** Start Given records **
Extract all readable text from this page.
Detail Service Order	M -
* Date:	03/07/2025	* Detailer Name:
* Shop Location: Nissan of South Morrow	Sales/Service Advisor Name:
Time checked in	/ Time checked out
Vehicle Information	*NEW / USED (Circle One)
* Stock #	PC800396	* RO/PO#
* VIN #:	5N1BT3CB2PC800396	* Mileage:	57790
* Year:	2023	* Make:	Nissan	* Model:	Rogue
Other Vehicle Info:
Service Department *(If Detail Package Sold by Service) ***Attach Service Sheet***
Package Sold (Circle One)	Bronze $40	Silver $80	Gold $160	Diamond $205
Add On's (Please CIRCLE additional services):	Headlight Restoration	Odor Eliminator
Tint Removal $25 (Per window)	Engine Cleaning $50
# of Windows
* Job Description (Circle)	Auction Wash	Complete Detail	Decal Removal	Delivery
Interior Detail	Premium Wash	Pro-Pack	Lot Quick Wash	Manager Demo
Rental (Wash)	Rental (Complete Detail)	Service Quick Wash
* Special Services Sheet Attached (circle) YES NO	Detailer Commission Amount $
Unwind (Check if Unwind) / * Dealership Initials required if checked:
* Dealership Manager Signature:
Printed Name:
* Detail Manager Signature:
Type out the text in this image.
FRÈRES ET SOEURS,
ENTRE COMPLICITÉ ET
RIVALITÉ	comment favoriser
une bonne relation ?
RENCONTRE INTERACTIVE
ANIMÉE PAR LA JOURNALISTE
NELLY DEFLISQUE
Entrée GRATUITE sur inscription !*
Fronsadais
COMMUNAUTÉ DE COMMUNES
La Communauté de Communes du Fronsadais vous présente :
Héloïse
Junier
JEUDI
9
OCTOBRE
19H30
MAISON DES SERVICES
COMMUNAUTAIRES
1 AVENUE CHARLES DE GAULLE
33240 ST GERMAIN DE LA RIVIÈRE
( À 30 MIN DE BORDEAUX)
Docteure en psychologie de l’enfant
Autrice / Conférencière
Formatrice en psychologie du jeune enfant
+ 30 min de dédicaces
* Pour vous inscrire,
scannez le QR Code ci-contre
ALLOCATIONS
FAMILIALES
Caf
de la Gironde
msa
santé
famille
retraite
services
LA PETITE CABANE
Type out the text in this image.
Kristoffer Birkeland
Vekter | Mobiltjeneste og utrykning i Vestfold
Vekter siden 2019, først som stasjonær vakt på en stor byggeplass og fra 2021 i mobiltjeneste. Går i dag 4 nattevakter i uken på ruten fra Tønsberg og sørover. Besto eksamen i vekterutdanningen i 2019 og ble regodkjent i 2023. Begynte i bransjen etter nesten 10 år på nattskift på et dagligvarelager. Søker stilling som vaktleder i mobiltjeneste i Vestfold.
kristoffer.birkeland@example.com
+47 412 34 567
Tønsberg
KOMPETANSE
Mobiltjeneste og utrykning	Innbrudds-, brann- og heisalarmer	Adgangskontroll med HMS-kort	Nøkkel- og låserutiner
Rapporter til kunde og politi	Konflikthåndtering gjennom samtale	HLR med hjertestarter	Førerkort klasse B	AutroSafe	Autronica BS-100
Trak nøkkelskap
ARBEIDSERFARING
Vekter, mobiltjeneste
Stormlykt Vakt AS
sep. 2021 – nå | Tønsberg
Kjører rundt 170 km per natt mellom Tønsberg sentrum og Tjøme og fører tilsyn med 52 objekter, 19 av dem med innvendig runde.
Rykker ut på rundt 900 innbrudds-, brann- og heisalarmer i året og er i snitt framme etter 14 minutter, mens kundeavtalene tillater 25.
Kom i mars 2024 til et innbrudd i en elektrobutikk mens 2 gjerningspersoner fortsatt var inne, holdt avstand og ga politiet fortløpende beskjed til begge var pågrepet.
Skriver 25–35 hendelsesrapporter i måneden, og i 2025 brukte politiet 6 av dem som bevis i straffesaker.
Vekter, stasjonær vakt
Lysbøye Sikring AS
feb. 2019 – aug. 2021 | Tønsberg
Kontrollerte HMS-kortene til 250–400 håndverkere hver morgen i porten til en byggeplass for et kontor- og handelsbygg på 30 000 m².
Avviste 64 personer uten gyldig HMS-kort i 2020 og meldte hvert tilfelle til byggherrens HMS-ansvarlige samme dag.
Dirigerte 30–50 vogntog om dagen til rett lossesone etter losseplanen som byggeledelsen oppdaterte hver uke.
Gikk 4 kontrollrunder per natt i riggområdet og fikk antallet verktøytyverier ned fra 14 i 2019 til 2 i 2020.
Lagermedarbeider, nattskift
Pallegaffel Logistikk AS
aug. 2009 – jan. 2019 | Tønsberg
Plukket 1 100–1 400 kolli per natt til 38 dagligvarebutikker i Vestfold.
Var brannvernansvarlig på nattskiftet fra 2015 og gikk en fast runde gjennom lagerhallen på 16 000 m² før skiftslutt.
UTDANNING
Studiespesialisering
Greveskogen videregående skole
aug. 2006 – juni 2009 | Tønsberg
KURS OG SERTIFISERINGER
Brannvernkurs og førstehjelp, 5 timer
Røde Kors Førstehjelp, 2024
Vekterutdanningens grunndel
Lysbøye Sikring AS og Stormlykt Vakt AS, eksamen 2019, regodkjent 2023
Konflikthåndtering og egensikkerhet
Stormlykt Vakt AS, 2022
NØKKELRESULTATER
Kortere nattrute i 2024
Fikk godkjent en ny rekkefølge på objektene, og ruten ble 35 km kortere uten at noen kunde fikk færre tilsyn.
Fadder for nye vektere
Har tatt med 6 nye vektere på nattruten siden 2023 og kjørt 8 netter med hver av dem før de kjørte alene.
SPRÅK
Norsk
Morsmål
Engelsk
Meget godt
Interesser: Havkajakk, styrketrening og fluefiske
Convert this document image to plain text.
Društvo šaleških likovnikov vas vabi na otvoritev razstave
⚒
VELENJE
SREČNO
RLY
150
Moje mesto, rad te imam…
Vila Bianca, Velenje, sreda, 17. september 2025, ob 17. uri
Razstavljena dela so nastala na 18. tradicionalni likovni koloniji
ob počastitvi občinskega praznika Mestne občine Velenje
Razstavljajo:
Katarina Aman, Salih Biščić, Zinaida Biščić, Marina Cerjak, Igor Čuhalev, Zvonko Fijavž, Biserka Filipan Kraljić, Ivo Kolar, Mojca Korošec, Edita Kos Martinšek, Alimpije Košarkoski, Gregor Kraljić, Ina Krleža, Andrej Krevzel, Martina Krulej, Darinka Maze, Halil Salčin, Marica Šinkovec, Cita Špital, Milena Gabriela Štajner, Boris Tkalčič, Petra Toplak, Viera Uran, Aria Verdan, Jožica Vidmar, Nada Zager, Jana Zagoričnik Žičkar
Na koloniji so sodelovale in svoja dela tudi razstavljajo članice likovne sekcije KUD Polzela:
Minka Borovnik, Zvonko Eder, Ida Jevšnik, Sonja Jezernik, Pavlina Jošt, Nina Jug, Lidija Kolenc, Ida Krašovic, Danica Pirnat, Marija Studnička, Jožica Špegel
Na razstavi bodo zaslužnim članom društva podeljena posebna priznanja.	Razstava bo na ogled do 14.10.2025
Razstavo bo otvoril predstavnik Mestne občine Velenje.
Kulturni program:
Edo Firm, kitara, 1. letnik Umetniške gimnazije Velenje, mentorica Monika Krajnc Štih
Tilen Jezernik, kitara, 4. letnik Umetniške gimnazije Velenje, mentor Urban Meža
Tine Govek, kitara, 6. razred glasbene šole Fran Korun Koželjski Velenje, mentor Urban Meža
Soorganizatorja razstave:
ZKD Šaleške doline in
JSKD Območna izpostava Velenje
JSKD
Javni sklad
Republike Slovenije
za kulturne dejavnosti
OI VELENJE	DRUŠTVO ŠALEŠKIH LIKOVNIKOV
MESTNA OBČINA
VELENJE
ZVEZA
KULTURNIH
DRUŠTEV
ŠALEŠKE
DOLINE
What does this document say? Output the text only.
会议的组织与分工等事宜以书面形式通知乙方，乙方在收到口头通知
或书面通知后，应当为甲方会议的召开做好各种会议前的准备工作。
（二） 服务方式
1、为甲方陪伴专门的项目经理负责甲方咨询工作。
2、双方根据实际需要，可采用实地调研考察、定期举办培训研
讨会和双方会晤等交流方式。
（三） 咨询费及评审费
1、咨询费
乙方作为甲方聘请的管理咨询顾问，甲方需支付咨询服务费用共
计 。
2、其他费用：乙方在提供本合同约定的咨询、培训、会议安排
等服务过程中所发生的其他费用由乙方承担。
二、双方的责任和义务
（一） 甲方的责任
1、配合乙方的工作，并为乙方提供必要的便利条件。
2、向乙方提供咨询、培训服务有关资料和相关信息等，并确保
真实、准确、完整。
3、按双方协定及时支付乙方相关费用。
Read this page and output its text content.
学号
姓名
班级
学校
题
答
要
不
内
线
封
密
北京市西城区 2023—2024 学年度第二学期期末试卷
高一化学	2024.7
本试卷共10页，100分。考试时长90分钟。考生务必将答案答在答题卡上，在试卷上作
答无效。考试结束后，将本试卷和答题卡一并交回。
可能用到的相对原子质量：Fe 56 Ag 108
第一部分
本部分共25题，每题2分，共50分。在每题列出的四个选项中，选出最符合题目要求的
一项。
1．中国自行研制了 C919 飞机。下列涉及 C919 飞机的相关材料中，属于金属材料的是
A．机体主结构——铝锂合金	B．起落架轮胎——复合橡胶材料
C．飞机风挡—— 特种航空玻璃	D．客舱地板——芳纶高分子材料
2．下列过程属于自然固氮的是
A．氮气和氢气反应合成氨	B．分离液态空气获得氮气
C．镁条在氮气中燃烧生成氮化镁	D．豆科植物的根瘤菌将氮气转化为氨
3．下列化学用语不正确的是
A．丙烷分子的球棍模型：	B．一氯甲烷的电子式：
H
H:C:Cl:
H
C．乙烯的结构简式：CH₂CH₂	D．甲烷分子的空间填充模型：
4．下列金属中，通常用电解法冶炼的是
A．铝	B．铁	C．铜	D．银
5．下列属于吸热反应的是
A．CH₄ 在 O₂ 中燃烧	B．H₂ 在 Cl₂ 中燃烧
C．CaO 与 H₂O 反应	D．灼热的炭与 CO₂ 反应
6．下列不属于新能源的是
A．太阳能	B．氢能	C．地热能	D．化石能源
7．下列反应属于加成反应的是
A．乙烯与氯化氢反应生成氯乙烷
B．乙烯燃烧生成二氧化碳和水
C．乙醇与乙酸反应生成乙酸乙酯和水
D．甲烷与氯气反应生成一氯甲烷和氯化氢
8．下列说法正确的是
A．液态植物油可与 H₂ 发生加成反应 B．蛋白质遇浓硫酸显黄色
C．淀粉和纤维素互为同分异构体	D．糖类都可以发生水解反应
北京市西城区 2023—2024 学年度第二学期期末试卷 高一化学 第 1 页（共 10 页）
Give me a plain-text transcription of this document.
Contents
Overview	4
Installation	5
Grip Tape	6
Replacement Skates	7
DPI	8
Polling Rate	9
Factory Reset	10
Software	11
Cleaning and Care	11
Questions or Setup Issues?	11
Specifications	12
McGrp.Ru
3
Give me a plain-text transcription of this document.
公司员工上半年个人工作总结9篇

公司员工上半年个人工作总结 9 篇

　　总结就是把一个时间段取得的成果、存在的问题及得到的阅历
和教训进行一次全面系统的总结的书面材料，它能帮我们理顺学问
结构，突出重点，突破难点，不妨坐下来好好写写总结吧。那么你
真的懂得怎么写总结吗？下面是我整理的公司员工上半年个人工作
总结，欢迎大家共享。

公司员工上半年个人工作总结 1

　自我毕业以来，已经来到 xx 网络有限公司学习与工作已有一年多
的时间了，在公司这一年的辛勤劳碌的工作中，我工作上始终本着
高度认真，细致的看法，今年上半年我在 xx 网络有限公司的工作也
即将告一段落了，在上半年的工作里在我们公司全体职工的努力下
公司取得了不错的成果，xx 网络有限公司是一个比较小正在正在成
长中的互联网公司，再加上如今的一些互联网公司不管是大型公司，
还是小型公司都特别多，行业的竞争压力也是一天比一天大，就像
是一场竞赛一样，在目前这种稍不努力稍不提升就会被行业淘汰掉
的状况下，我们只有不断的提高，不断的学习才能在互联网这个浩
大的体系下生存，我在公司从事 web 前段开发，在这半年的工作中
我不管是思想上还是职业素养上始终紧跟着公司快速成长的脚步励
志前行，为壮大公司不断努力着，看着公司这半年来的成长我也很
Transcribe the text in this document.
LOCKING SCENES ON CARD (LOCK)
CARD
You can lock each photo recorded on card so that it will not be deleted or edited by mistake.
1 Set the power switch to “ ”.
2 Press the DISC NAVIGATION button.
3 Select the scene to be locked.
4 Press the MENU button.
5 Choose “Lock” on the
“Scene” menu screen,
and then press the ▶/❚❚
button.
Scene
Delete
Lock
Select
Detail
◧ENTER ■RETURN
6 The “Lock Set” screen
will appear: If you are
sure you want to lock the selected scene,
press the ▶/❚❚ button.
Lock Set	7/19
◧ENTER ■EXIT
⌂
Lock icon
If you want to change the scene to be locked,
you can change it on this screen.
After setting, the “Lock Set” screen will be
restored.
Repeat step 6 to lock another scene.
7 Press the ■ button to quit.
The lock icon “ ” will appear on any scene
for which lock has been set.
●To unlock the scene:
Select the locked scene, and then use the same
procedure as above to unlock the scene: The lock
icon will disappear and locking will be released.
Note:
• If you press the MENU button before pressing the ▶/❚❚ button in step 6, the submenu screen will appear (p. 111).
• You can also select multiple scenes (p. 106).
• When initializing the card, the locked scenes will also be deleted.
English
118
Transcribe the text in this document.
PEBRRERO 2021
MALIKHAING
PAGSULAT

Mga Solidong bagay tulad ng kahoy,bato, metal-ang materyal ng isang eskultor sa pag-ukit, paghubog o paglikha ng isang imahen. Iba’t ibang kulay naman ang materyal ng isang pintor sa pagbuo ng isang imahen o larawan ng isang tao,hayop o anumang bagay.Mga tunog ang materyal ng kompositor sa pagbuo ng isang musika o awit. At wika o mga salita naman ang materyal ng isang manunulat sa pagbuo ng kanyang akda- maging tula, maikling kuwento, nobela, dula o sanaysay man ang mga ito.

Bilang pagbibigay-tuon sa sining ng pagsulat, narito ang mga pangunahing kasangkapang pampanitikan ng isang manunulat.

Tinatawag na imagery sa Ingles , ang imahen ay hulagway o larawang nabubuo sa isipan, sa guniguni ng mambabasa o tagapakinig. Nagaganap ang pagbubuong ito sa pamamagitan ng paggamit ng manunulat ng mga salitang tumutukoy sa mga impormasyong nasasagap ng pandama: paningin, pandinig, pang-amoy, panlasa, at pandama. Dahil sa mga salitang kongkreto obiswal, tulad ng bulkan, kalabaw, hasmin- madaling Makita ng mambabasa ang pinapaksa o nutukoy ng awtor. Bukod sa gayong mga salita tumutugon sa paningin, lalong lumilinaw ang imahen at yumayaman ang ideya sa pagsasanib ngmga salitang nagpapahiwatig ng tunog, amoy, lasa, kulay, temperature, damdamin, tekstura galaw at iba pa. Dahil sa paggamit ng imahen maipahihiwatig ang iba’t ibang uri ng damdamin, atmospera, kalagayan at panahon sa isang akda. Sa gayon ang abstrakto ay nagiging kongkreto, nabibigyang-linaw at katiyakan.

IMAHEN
** End Given records **
Exercise prompt — Report how many lines of the listing hold the string "change", giving only the number.

Exercise output — 2